■ **Items**
———

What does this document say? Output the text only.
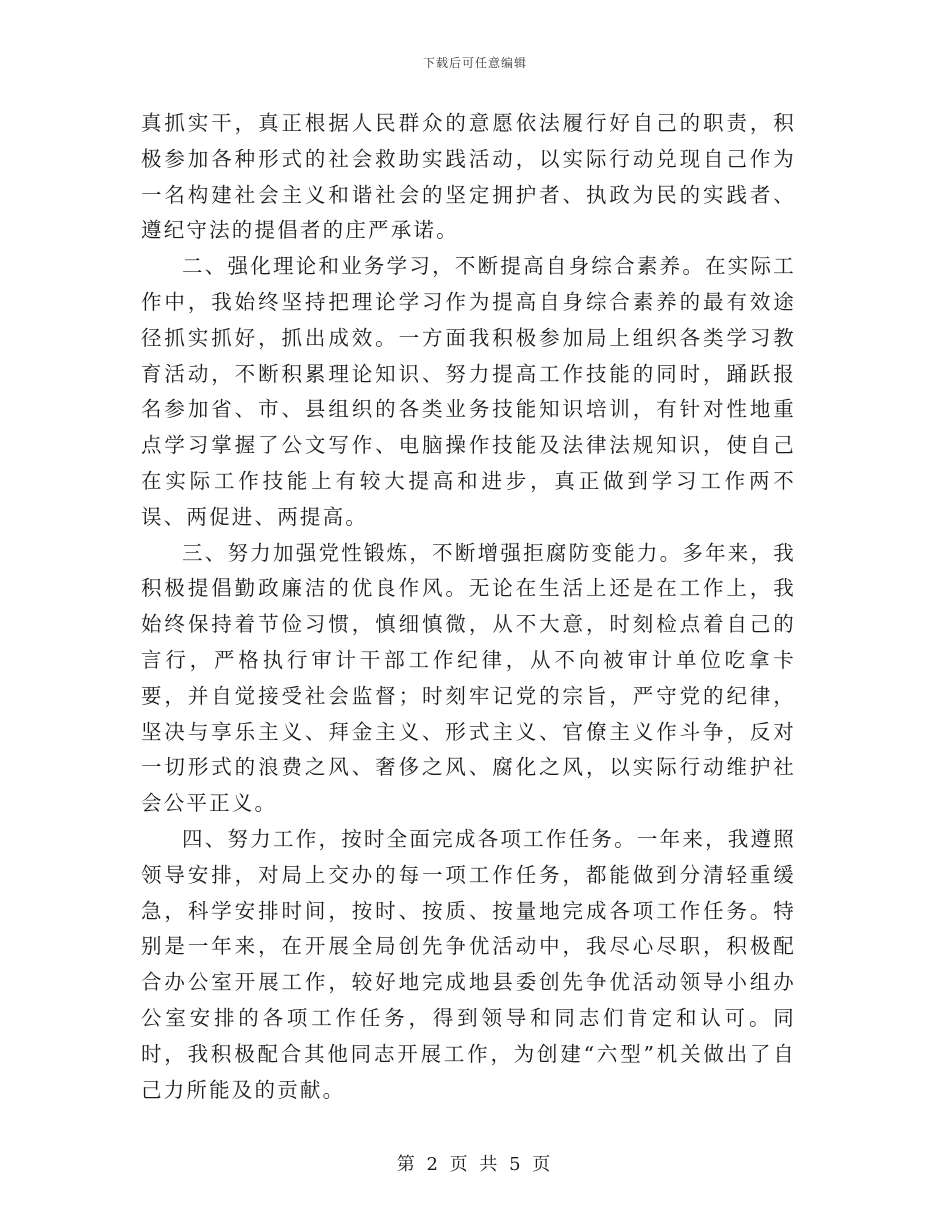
下载后可任意编辑

真抓实干，真正根据人民群众的意愿依法履行好自己的职责，积极参加各种形式的社会救助实践活动，以实际行动兑现自己作为一名构建社会主义和谐社会的坚定拥护者、执政为民的实践者、遵纪守法的提倡者的庄严承诺。

二、强化理论和业务学习，不断提高自身综合素养。在实际工作中，我始终坚持把理论学习作为提高自身综合素养的最有效途径抓实抓好，抓出成效。一方面我积极参加局上组织各类学习教育活动，不断积累理论知识、努力提高工作技能的同时，踊跃报名参加省、市、县组织的各类业务技能知识培训，有针对性地重点学习掌握了公文写作、电脑操作技能及法律法规知识，使自己在实际工作技能上有较大提高和进步，真正做到学习工作两不误、两促进、两提高。

三、努力加强党性锻炼，不断增强拒腐防变能力。多年来，我积极提倡勤政廉洁的优良作风。无论在生活上还是在工作上，我始终保持着节俭习惯，慎细慎微，从不大意，时刻检点着自己的言行，严格执行审计干部工作纪律，从不向被审计单位吃拿卡要，并自觉接受社会监督；时刻牢记党的宗旨，严守党的纪律，坚决与享乐主义、拜金主义、形式主义、官僚主义作斗争，反对一切形式的浪费之风、奢侈之风、腐化之风，以实际行动维护社会公平正义。

四、努力工作，按时全面完成各项工作任务。一年来，我遵照领导安排，对局上交办的每一项工作任务，都能做到分清轻重缓急，科学安排时间，按时、按质、按量地完成各项工作任务。特别是一年来，在开展全局创先争优活动中，我尽心尽职，积极配合办公室开展工作，较好地完成地县委创先争优活动领导小组办公室安排的各项工作任务，得到领导和同志们肯定和认可。同时，我积极配合其他同志开展工作，为创建“六型”机关做出了自己力所能及的贡献。

第 2 页 共 5 页
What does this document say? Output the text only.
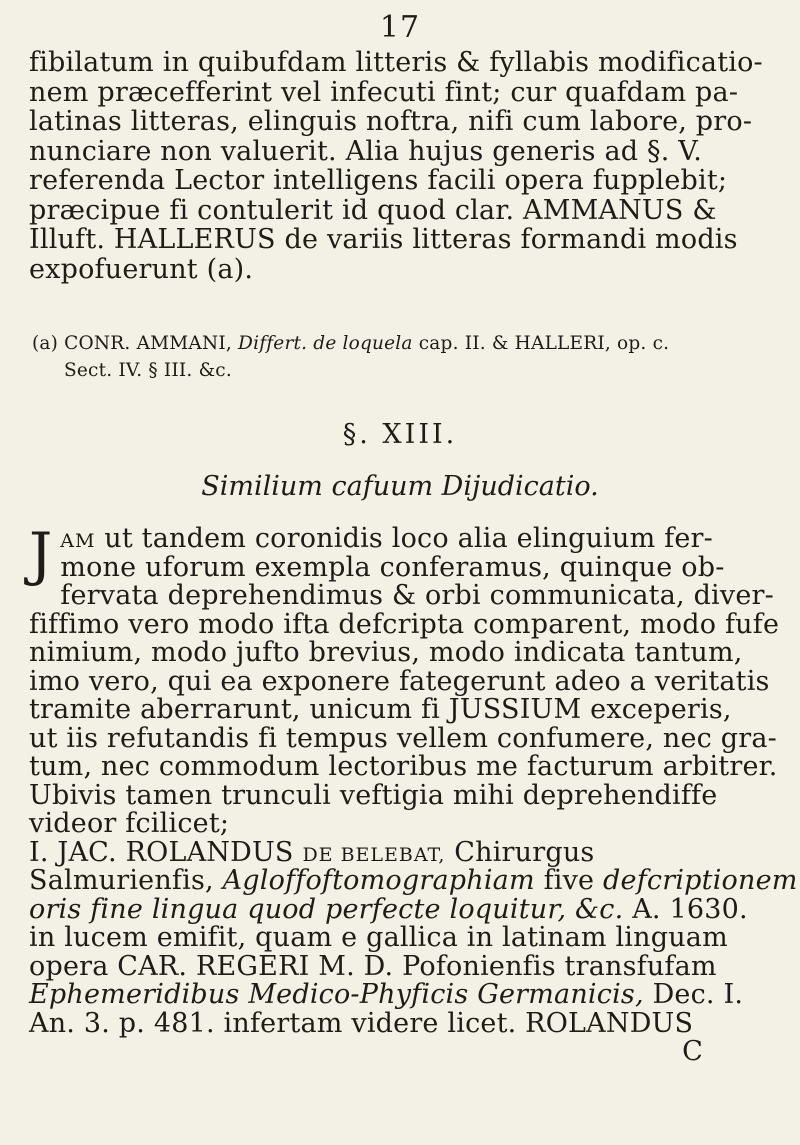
17
fibilatum in quibufdam litteris & fyllabis modificatio-
nem præcefferint vel infecuti fint; cur quafdam pa-
latinas litteras, elinguis noftra, nifi cum labore, pro-
nunciare non valuerit. Alia hujus generis ad §. V.
referenda Lector intelligens facili opera fupplebit;
præcipue fi contulerit id quod clar. AMMANUS &
Illuft. HALLERUS de variis litteras formandi modis
expofuerunt (a).
(a) CONR. AMMANI, Differt. de loquela cap. II. & HALLERI, op. c.
Sect. IV. § III. &c.
§. XIII.
Similium cafuum Dijudicatio.
J AM ut tandem coronidis loco alia elinguium fer-
mone uforum exempla conferamus, quinque ob-
fervata deprehendimus & orbi communicata, diver-
fiffimo vero modo ifta defcripta comparent, modo fufe
nimium, modo jufto brevius, modo indicata tantum,
imo vero, qui ea exponere fategerunt adeo a veritatis
tramite aberrarunt, unicum fi JUSSIUM exceperis,
ut iis refutandis fi tempus vellem confumere, nec gra-
tum, nec commodum lectoribus me facturum arbitrer.
Ubivis tamen trunculi veftigia mihi deprehendiffe
videor fcilicet;
I. JAC. ROLANDUS DE BELEBAT, Chirurgus
Salmurienfis, Agloffoftomographiam five defcriptionem
oris fine lingua quod perfecte loquitur, &c. A. 1630.
in lucem emifit, quam e gallica in latinam linguam
opera CAR. REGERI M. D. Pofonienfis transfufam
Ephemeridibus Medico-Phyficis Germanicis, Dec. I.
An. 3. p. 481. infertam videre licet. ROLANDUS
C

———

■ **Exercise aim**
Print the full listing exactly, dropping the pictures.

■ **The reply**
What does this document say? Output the text only.
下载后可任意编辑

真抓实干，真正根据人民群众的意愿依法履行好自己的职责，积极参加各种形式的社会救助实践活动，以实际行动兑现自己作为一名构建社会主义和谐社会的坚定拥护者、执政为民的实践者、遵纪守法的提倡者的庄严承诺。

二、强化理论和业务学习，不断提高自身综合素养。在实际工作中，我始终坚持把理论学习作为提高自身综合素养的最有效途径抓实抓好，抓出成效。一方面我积极参加局上组织各类学习教育活动，不断积累理论知识、努力提高工作技能的同时，踊跃报名参加省、市、县组织的各类业务技能知识培训，有针对性地重点学习掌握了公文写作、电脑操作技能及法律法规知识，使自己在实际工作技能上有较大提高和进步，真正做到学习工作两不误、两促进、两提高。

三、努力加强党性锻炼，不断增强拒腐防变能力。多年来，我积极提倡勤政廉洁的优良作风。无论在生活上还是在工作上，我始终保持着节俭习惯，慎细慎微，从不大意，时刻检点着自己的言行，严格执行审计干部工作纪律，从不向被审计单位吃拿卡要，并自觉接受社会监督；时刻牢记党的宗旨，严守党的纪律，坚决与享乐主义、拜金主义、形式主义、官僚主义作斗争，反对一切形式的浪费之风、奢侈之风、腐化之风，以实际行动维护社会公平正义。

四、努力工作，按时全面完成各项工作任务。一年来，我遵照领导安排，对局上交办的每一项工作任务，都能做到分清轻重缓急，科学安排时间，按时、按质、按量地完成各项工作任务。特别是一年来，在开展全局创先争优活动中，我尽心尽职，积极配合办公室开展工作，较好地完成地县委创先争优活动领导小组办公室安排的各项工作任务，得到领导和同志们肯定和认可。同时，我积极配合其他同志开展工作，为创建“六型”机关做出了自己力所能及的贡献。

第 2 页 共 5 页
What does this document say? Output the text only.
17
fibilatum in quibufdam litteris & fyllabis modificatio-
nem præcefferint vel infecuti fint; cur quafdam pa-
latinas litteras, elinguis noftra, nifi cum labore, pro-
nunciare non valuerit. Alia hujus generis ad §. V.
referenda Lector intelligens facili opera fupplebit;
præcipue fi contulerit id quod clar. AMMANUS &
Illuft. HALLERUS de variis litteras formandi modis
expofuerunt (a).
(a) CONR. AMMANI, Differt. de loquela cap. II. & HALLERI, op. c.
Sect. IV. § III. &c.
§. XIII.
Similium cafuum Dijudicatio.
J AM ut tandem coronidis loco alia elinguium fer-
mone uforum exempla conferamus, quinque ob-
fervata deprehendimus & orbi communicata, diver-
fiffimo vero modo ifta defcripta comparent, modo fufe
nimium, modo jufto brevius, modo indicata tantum,
imo vero, qui ea exponere fategerunt adeo a veritatis
tramite aberrarunt, unicum fi JUSSIUM exceperis,
ut iis refutandis fi tempus vellem confumere, nec gra-
tum, nec commodum lectoribus me facturum arbitrer.
Ubivis tamen trunculi veftigia mihi deprehendiffe
videor fcilicet;
I. JAC. ROLANDUS DE BELEBAT, Chirurgus
Salmurienfis, Agloffoftomographiam five defcriptionem
oris fine lingua quod perfecte loquitur, &c. A. 1630.
in lucem emifit, quam e gallica in latinam linguam
opera CAR. REGERI M. D. Pofonienfis transfufam
Ephemeridibus Medico-Phyficis Germanicis, Dec. I.
An. 3. p. 481. infertam videre licet. ROLANDUS
C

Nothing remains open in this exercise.